Start of EXTRACTED DATA

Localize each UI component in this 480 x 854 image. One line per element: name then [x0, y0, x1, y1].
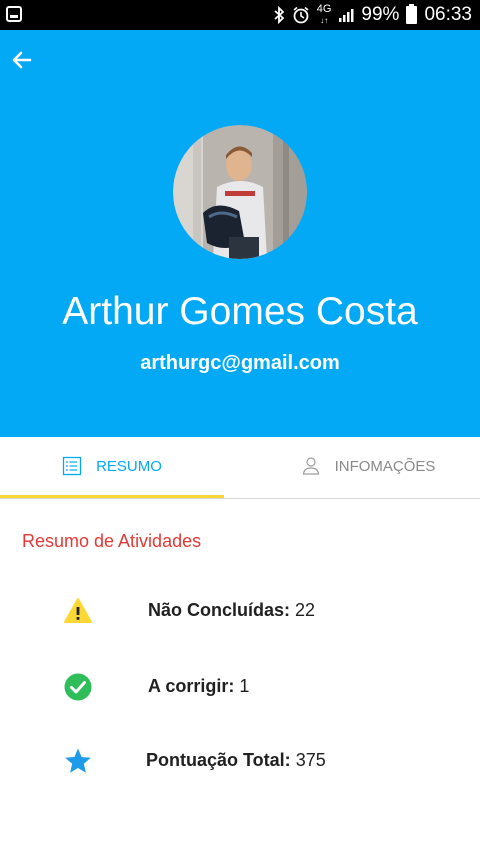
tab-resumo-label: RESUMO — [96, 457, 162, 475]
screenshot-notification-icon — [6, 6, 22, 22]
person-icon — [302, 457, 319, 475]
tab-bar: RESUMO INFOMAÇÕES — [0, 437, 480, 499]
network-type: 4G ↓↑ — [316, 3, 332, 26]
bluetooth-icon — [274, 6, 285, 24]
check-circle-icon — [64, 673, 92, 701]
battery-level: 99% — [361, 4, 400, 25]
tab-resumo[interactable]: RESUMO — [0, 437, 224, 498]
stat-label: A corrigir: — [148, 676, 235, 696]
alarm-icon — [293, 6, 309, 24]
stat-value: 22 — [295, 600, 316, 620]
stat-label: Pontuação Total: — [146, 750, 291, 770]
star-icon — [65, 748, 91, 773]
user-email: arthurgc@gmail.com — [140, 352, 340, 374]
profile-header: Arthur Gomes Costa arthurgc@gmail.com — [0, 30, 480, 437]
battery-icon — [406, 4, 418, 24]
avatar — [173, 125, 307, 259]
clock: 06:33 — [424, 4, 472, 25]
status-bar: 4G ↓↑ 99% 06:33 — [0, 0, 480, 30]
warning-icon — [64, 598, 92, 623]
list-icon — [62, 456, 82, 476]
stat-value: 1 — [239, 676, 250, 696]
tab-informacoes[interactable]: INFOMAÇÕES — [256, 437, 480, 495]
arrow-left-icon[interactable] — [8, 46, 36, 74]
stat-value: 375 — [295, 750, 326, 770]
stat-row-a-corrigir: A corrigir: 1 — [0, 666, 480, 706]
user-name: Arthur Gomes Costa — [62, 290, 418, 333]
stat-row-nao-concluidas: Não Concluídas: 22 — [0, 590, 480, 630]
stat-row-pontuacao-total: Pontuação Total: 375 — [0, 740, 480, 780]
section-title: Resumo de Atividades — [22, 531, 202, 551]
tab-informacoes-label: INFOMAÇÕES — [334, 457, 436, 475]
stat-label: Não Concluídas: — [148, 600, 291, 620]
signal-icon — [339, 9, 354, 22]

End of EXTRACTED DATA

▸ PROBLEM REQUIREMENTS:
Pull out every line above that contains the string "name", matching case exactly.

▸ ANSWER TO THE PROBLEM:
Localize each UI component in this 480 x 854 image. One line per element: name then [x0, y0, x1, y1].
user-name: Arthur Gomes Costa — [62, 290, 418, 333]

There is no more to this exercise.